SHORT EXERCISE:
Filter these entries so that only lines with the word "TEER" remain.

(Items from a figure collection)

-=-=-

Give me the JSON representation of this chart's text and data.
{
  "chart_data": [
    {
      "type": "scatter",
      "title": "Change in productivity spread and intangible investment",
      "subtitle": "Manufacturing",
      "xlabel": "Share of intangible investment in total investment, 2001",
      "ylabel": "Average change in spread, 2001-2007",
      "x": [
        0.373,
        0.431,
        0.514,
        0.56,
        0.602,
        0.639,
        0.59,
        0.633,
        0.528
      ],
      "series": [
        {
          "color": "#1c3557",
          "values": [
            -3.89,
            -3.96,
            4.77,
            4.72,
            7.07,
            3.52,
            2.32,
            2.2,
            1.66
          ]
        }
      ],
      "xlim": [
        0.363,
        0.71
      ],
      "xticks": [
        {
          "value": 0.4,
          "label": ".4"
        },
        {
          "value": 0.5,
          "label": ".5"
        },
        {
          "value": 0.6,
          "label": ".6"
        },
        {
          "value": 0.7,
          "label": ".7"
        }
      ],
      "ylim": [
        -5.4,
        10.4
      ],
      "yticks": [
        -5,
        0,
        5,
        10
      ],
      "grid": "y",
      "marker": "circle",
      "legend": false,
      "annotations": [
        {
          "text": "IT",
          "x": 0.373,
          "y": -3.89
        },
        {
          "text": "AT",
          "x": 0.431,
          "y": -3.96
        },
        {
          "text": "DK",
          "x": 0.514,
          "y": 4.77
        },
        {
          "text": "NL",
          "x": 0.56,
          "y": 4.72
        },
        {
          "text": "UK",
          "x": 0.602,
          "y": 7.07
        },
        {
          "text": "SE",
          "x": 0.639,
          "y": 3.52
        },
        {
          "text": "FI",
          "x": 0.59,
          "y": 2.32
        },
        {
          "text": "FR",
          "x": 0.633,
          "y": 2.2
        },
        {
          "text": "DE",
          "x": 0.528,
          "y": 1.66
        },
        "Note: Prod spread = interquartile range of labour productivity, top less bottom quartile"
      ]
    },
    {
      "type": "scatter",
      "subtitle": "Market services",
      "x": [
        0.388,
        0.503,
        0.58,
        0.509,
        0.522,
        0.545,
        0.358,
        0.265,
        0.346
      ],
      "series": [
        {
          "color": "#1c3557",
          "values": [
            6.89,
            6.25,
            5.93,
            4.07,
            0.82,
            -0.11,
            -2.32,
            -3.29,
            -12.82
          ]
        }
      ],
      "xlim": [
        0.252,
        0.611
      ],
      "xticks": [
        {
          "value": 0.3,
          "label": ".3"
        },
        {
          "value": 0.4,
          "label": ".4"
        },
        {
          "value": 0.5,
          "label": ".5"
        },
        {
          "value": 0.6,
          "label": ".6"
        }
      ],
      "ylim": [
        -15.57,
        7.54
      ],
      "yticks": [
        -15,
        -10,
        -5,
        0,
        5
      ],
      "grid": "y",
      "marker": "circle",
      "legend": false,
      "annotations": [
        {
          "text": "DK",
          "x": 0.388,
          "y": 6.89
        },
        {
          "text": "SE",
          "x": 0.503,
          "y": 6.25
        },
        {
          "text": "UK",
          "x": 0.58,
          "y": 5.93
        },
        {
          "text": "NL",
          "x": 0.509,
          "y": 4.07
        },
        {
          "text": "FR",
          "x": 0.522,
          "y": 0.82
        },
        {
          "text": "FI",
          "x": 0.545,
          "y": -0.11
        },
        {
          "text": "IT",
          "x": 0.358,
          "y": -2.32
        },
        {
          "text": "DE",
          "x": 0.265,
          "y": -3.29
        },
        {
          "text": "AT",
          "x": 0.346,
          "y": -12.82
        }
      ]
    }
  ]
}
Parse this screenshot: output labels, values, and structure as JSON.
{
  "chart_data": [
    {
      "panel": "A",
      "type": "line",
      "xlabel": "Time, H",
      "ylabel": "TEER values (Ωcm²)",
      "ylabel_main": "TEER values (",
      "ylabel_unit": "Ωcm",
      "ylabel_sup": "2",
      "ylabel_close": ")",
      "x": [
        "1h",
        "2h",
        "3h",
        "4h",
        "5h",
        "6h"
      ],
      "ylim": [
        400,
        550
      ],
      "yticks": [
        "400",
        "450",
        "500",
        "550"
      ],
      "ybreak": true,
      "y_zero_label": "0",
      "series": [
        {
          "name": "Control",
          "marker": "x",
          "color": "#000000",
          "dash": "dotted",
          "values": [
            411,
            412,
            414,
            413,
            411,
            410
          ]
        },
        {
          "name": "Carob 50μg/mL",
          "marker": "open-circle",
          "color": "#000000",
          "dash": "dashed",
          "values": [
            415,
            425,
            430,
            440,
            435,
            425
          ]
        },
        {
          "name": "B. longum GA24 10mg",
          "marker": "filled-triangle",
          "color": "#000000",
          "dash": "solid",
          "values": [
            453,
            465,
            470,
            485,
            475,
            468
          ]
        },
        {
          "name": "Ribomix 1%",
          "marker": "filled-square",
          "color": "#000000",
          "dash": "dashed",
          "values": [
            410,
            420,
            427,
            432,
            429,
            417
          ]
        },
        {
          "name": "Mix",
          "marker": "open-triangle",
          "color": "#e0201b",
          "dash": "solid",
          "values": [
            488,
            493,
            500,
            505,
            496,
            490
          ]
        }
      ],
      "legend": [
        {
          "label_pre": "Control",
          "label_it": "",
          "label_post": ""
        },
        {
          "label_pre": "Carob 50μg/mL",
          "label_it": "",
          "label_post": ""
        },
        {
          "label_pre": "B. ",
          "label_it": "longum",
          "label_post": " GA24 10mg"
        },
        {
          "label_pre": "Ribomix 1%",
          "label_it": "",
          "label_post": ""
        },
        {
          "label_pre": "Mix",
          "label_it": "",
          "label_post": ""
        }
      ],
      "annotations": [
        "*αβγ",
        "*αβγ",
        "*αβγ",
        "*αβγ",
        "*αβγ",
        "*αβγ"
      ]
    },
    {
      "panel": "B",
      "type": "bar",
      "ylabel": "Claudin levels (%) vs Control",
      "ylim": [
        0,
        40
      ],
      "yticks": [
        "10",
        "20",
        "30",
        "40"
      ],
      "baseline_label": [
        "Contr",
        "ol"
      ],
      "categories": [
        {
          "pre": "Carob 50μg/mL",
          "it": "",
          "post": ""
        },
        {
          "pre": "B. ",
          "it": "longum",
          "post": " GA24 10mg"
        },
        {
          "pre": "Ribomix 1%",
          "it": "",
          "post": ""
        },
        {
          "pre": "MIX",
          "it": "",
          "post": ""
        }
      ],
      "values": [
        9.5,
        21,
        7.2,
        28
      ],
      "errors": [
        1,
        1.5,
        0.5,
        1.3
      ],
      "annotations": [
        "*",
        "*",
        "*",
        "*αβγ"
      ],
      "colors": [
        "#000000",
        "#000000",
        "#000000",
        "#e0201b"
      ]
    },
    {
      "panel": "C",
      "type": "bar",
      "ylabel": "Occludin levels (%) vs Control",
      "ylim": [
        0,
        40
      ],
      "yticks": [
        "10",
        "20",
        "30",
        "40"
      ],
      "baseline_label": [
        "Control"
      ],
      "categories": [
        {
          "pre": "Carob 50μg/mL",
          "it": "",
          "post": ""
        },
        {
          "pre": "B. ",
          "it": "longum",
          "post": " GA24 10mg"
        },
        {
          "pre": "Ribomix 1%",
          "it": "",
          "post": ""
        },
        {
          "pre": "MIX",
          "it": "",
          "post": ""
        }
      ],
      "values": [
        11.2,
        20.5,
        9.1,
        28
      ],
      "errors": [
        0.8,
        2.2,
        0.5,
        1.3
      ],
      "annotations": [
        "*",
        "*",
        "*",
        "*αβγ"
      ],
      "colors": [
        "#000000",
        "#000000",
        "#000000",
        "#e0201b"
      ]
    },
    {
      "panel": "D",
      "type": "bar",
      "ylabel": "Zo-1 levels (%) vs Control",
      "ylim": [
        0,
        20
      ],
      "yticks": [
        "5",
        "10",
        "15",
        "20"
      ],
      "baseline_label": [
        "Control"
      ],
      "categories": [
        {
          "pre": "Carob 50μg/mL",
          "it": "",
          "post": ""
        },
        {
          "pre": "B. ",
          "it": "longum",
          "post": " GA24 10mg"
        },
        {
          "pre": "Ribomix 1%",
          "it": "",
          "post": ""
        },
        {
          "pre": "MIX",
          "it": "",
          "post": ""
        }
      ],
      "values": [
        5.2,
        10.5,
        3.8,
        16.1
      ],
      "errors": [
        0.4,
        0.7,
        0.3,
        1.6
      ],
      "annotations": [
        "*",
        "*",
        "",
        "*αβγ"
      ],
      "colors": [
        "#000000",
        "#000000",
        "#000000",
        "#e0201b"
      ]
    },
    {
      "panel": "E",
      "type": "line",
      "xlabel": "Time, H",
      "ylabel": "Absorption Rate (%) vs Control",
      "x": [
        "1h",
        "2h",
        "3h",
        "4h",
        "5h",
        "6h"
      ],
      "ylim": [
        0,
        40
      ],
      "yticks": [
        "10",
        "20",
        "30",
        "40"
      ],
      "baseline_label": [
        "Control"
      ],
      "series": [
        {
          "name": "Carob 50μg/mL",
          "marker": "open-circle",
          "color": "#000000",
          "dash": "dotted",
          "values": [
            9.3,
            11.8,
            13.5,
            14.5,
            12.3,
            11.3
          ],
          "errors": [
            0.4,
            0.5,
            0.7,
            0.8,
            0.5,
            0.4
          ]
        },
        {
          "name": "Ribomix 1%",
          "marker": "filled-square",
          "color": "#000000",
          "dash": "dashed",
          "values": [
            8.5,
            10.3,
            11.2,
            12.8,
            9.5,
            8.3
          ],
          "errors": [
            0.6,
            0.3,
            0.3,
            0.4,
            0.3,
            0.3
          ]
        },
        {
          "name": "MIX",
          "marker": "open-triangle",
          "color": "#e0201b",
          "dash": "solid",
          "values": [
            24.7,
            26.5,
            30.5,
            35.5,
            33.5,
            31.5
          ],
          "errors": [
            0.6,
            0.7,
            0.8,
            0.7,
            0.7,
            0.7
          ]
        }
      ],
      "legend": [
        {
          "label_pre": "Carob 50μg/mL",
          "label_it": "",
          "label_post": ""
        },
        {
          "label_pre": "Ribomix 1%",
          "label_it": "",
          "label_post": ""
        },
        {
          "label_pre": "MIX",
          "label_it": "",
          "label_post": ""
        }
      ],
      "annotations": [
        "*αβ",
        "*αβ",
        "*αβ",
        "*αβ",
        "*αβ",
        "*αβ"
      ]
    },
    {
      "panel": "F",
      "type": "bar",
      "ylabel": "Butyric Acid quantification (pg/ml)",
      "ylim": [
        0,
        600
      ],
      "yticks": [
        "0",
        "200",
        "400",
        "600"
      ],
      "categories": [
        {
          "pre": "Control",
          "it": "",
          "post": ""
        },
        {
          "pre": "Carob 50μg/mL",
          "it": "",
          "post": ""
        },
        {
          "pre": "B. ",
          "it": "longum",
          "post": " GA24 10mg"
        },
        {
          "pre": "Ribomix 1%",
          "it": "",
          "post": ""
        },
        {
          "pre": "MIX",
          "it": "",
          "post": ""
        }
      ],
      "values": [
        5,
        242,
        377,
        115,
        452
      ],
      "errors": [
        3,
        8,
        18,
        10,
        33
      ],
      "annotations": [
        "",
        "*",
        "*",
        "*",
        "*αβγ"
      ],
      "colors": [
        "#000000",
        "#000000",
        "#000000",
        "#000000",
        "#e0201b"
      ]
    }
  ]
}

-=-=-

FINISHED ANSWER:
      "ylabel": "TEER values (Ωcm²)",
      "ylabel_main": "TEER values (",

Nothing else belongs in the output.